Extracted records
====

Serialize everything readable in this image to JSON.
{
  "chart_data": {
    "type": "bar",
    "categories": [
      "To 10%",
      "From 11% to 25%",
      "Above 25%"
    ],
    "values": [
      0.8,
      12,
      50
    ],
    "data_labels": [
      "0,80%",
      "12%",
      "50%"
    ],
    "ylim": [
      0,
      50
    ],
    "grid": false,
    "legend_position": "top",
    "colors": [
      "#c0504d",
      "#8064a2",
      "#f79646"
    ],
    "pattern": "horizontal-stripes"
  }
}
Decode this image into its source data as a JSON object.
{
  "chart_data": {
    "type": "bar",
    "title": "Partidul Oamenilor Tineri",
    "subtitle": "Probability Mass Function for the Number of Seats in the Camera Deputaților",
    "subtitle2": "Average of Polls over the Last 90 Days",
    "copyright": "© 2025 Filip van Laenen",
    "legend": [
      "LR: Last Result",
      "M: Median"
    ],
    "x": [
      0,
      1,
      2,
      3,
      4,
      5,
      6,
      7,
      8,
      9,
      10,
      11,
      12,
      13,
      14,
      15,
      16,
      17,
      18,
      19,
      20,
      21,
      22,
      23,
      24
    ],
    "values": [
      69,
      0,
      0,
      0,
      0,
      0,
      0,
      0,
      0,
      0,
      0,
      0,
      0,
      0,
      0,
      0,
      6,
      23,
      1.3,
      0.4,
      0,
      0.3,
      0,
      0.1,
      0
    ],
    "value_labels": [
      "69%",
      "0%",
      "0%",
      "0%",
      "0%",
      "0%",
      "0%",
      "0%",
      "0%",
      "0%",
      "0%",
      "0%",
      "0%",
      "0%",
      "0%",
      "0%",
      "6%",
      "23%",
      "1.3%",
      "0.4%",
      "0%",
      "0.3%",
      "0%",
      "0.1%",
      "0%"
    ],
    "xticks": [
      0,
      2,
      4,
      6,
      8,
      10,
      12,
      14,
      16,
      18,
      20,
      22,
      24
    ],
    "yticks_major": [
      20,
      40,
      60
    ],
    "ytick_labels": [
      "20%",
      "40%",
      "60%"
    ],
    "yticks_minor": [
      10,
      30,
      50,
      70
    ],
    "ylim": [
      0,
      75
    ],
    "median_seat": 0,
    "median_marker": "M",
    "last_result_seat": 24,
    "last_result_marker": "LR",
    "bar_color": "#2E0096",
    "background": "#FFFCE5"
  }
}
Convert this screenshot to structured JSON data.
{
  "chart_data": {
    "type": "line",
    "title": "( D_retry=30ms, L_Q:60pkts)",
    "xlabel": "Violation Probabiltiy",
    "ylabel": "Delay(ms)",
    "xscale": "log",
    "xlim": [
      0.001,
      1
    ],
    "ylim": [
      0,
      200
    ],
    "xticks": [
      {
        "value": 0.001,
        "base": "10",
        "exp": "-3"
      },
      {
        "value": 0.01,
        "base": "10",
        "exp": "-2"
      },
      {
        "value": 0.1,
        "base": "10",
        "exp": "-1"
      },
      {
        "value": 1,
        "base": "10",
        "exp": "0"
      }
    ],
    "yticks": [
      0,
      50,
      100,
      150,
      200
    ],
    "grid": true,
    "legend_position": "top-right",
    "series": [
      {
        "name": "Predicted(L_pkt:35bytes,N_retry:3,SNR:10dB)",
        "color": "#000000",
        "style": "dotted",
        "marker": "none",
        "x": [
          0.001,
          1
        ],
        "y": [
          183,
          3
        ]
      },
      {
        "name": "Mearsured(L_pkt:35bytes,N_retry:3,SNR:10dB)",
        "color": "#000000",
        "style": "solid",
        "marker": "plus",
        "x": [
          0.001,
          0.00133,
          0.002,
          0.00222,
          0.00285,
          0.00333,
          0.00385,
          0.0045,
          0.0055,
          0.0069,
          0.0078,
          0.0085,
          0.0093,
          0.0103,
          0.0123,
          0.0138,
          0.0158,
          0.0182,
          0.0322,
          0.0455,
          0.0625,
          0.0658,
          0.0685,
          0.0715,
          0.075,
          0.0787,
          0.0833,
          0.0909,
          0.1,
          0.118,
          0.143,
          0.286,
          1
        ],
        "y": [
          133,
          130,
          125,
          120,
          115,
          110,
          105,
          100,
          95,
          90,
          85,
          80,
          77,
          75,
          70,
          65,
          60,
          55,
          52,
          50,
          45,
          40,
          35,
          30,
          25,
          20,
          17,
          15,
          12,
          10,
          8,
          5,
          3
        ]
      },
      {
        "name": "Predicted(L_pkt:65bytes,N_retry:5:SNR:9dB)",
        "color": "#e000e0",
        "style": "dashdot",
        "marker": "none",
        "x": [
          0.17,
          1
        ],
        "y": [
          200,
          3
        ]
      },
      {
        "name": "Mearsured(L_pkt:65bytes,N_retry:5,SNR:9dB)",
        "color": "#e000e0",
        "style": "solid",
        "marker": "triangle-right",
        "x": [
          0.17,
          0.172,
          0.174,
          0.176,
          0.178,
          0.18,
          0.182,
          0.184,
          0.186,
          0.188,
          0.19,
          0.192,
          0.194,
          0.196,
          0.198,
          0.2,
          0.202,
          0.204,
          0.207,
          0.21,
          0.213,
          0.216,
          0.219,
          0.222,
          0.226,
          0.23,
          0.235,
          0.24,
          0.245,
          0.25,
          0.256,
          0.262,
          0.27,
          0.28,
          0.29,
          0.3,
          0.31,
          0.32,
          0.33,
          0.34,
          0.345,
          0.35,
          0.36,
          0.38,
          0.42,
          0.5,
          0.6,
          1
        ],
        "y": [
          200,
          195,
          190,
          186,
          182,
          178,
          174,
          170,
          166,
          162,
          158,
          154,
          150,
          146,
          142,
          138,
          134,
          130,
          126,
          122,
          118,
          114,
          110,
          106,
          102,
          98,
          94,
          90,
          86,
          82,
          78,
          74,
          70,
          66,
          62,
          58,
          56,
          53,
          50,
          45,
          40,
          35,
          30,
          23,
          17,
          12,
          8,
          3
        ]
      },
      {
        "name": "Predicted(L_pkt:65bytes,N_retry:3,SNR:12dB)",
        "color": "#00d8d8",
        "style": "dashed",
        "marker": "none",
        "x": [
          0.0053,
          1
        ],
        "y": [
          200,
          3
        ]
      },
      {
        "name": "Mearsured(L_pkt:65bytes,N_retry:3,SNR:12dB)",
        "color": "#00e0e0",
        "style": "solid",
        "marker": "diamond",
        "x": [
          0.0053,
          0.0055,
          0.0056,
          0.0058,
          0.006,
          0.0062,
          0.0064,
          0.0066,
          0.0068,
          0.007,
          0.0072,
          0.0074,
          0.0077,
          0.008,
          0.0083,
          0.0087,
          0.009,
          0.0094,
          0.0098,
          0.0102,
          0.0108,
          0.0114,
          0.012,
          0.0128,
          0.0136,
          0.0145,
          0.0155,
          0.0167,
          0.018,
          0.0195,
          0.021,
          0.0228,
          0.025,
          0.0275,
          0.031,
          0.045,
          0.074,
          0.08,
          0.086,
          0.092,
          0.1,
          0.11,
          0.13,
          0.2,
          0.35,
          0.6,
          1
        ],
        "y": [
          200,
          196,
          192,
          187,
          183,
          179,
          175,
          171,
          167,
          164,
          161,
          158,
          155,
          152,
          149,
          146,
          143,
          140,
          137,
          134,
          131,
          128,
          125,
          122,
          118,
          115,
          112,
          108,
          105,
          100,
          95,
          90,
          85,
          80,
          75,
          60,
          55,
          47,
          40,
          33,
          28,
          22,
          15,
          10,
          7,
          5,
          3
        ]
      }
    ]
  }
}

====

Nothing in the data may differ; print all of it exactly as written.

Serialize everything readable in this image to JSON.
{
  "chart_data": {
    "type": "bar",
    "categories": [
      "To 10%",
      "From 11% to 25%",
      "Above 25%"
    ],
    "values": [
      0.8,
      12,
      50
    ],
    "data_labels": [
      "0,80%",
      "12%",
      "50%"
    ],
    "ylim": [
      0,
      50
    ],
    "grid": false,
    "legend_position": "top",
    "colors": [
      "#c0504d",
      "#8064a2",
      "#f79646"
    ],
    "pattern": "horizontal-stripes"
  }
}
Decode this image into its source data as a JSON object.
{
  "chart_data": {
    "type": "bar",
    "title": "Partidul Oamenilor Tineri",
    "subtitle": "Probability Mass Function for the Number of Seats in the Camera Deputaților",
    "subtitle2": "Average of Polls over the Last 90 Days",
    "copyright": "© 2025 Filip van Laenen",
    "legend": [
      "LR: Last Result",
      "M: Median"
    ],
    "x": [
      0,
      1,
      2,
      3,
      4,
      5,
      6,
      7,
      8,
      9,
      10,
      11,
      12,
      13,
      14,
      15,
      16,
      17,
      18,
      19,
      20,
      21,
      22,
      23,
      24
    ],
    "values": [
      69,
      0,
      0,
      0,
      0,
      0,
      0,
      0,
      0,
      0,
      0,
      0,
      0,
      0,
      0,
      0,
      6,
      23,
      1.3,
      0.4,
      0,
      0.3,
      0,
      0.1,
      0
    ],
    "value_labels": [
      "69%",
      "0%",
      "0%",
      "0%",
      "0%",
      "0%",
      "0%",
      "0%",
      "0%",
      "0%",
      "0%",
      "0%",
      "0%",
      "0%",
      "0%",
      "0%",
      "6%",
      "23%",
      "1.3%",
      "0.4%",
      "0%",
      "0.3%",
      "0%",
      "0.1%",
      "0%"
    ],
    "xticks": [
      0,
      2,
      4,
      6,
      8,
      10,
      12,
      14,
      16,
      18,
      20,
      22,
      24
    ],
    "yticks_major": [
      20,
      40,
      60
    ],
    "ytick_labels": [
      "20%",
      "40%",
      "60%"
    ],
    "yticks_minor": [
      10,
      30,
      50,
      70
    ],
    "ylim": [
      0,
      75
    ],
    "median_seat": 0,
    "median_marker": "M",
    "last_result_seat": 24,
    "last_result_marker": "LR",
    "bar_color": "#2E0096",
    "background": "#FFFCE5"
  }
}
Convert this screenshot to structured JSON data.
{
  "chart_data": {
    "type": "line",
    "title": "( D_retry=30ms, L_Q:60pkts)",
    "xlabel": "Violation Probabiltiy",
    "ylabel": "Delay(ms)",
    "xscale": "log",
    "xlim": [
      0.001,
      1
    ],
    "ylim": [
      0,
      200
    ],
    "xticks": [
      {
        "value": 0.001,
        "base": "10",
        "exp": "-3"
      },
      {
        "value": 0.01,
        "base": "10",
        "exp": "-2"
      },
      {
        "value": 0.1,
        "base": "10",
        "exp": "-1"
      },
      {
        "value": 1,
        "base": "10",
        "exp": "0"
      }
    ],
    "yticks": [
      0,
      50,
      100,
      150,
      200
    ],
    "grid": true,
    "legend_position": "top-right",
    "series": [
      {
        "name": "Predicted(L_pkt:35bytes,N_retry:3,SNR:10dB)",
        "color": "#000000",
        "style": "dotted",
        "marker": "none",
        "x": [
          0.001,
          1
        ],
        "y": [
          183,
          3
        ]
      },
      {
        "name": "Mearsured(L_pkt:35bytes,N_retry:3,SNR:10dB)",
        "color": "#000000",
        "style": "solid",
        "marker": "plus",
        "x": [
          0.001,
          0.00133,
          0.002,
          0.00222,
          0.00285,
          0.00333,
          0.00385,
          0.0045,
          0.0055,
          0.0069,
          0.0078,
          0.0085,
          0.0093,
          0.0103,
          0.0123,
          0.0138,
          0.0158,
          0.0182,
          0.0322,
          0.0455,
          0.0625,
          0.0658,
          0.0685,
          0.0715,
          0.075,
          0.0787,
          0.0833,
          0.0909,
          0.1,
          0.118,
          0.143,
          0.286,
          1
        ],
        "y": [
          133,
          130,
          125,
          120,
          115,
          110,
          105,
          100,
          95,
          90,
          85,
          80,
          77,
          75,
          70,
          65,
          60,
          55,
          52,
          50,
          45,
          40,
          35,
          30,
          25,
          20,
          17,
          15,
          12,
          10,
          8,
          5,
          3
        ]
      },
      {
        "name": "Predicted(L_pkt:65bytes,N_retry:5:SNR:9dB)",
        "color": "#e000e0",
        "style": "dashdot",
        "marker": "none",
        "x": [
          0.17,
          1
        ],
        "y": [
          200,
          3
        ]
      },
      {
        "name": "Mearsured(L_pkt:65bytes,N_retry:5,SNR:9dB)",
        "color": "#e000e0",
        "style": "solid",
        "marker": "triangle-right",
        "x": [
          0.17,
          0.172,
          0.174,
          0.176,
          0.178,
          0.18,
          0.182,
          0.184,
          0.186,
          0.188,
          0.19,
          0.192,
          0.194,
          0.196,
          0.198,
          0.2,
          0.202,
          0.204,
          0.207,
          0.21,
          0.213,
          0.216,
          0.219,
          0.222,
          0.226,
          0.23,
          0.235,
          0.24,
          0.245,
          0.25,
          0.256,
          0.262,
          0.27,
          0.28,
          0.29,
          0.3,
          0.31,
          0.32,
          0.33,
          0.34,
          0.345,
          0.35,
          0.36,
          0.38,
          0.42,
          0.5,
          0.6,
          1
        ],
        "y": [
          200,
          195,
          190,
          186,
          182,
          178,
          174,
          170,
          166,
          162,
          158,
          154,
          150,
          146,
          142,
          138,
          134,
          130,
          126,
          122,
          118,
          114,
          110,
          106,
          102,
          98,
          94,
          90,
          86,
          82,
          78,
          74,
          70,
          66,
          62,
          58,
          56,
          53,
          50,
          45,
          40,
          35,
          30,
          23,
          17,
          12,
          8,
          3
        ]
      },
      {
        "name": "Predicted(L_pkt:65bytes,N_retry:3,SNR:12dB)",
        "color": "#00d8d8",
        "style": "dashed",
        "marker": "none",
        "x": [
          0.0053,
          1
        ],
        "y": [
          200,
          3
        ]
      },
      {
        "name": "Mearsured(L_pkt:65bytes,N_retry:3,SNR:12dB)",
        "color": "#00e0e0",
        "style": "solid",
        "marker": "diamond",
        "x": [
          0.0053,
          0.0055,
          0.0056,
          0.0058,
          0.006,
          0.0062,
          0.0064,
          0.0066,
          0.0068,
          0.007,
          0.0072,
          0.0074,
          0.0077,
          0.008,
          0.0083,
          0.0087,
          0.009,
          0.0094,
          0.0098,
          0.0102,
          0.0108,
          0.0114,
          0.012,
          0.0128,
          0.0136,
          0.0145,
          0.0155,
          0.0167,
          0.018,
          0.0195,
          0.021,
          0.0228,
          0.025,
          0.0275,
          0.031,
          0.045,
          0.074,
          0.08,
          0.086,
          0.092,
          0.1,
          0.11,
          0.13,
          0.2,
          0.35,
          0.6,
          1
        ],
        "y": [
          200,
          196,
          192,
          187,
          183,
          179,
          175,
          171,
          167,
          164,
          161,
          158,
          155,
          152,
          149,
          146,
          143,
          140,
          137,
          134,
          131,
          128,
          125,
          122,
          118,
          115,
          112,
          108,
          105,
          100,
          95,
          90,
          85,
          80,
          75,
          60,
          55,
          47,
          40,
          33,
          28,
          22,
          15,
          10,
          7,
          5,
          3
        ]
      }
    ]
  }
}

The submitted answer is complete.